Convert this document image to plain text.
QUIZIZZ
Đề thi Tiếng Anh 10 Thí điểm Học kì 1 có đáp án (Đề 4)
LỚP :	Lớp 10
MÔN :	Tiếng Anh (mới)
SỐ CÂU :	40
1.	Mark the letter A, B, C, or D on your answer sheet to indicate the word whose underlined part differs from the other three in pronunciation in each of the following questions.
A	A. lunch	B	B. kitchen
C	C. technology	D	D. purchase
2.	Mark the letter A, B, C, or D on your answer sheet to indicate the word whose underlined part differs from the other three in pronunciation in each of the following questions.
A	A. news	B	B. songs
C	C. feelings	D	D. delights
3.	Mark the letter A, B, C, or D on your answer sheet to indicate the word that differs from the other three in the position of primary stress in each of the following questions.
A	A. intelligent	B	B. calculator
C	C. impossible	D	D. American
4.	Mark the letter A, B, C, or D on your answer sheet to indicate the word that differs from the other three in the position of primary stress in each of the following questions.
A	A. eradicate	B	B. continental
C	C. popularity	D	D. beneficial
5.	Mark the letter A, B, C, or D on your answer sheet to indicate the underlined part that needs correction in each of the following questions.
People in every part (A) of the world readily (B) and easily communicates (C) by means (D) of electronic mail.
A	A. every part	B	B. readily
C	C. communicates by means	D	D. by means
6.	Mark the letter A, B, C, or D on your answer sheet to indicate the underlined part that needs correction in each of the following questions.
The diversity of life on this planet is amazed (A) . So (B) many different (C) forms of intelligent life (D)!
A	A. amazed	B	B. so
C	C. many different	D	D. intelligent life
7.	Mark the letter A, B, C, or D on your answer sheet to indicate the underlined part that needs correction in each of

■ ■ ■ ■

Problem to work on
Write out every line of the material again, exactly as it reads.

Exercise response
Convert this document image to plain text.
QUIZIZZ
Đề thi Tiếng Anh 10 Thí điểm Học kì 1 có đáp án (Đề 4)
LỚP :	Lớp 10
MÔN :	Tiếng Anh (mới)
SỐ CÂU :	40
1.	Mark the letter A, B, C, or D on your answer sheet to indicate the word whose underlined part differs from the other three in pronunciation in each of the following questions.
A	A. lunch	B	B. kitchen
C	C. technology	D	D. purchase
2.	Mark the letter A, B, C, or D on your answer sheet to indicate the word whose underlined part differs from the other three in pronunciation in each of the following questions.
A	A. news	B	B. songs
C	C. feelings	D	D. delights
3.	Mark the letter A, B, C, or D on your answer sheet to indicate the word that differs from the other three in the position of primary stress in each of the following questions.
A	A. intelligent	B	B. calculator
C	C. impossible	D	D. American
4.	Mark the letter A, B, C, or D on your answer sheet to indicate the word that differs from the other three in the position of primary stress in each of the following questions.
A	A. eradicate	B	B. continental
C	C. popularity	D	D. beneficial
5.	Mark the letter A, B, C, or D on your answer sheet to indicate the underlined part that needs correction in each of the following questions.
People in every part (A) of the world readily (B) and easily communicates (C) by means (D) of electronic mail.
A	A. every part	B	B. readily
C	C. communicates by means	D	D. by means
6.	Mark the letter A, B, C, or D on your answer sheet to indicate the underlined part that needs correction in each of the following questions.
The diversity of life on this planet is amazed (A) . So (B) many different (C) forms of intelligent life (D)!
A	A. amazed	B	B. so
C	C. many different	D	D. intelligent life
7.	Mark the letter A, B, C, or D on your answer sheet to indicate the underlined part that needs correction in each of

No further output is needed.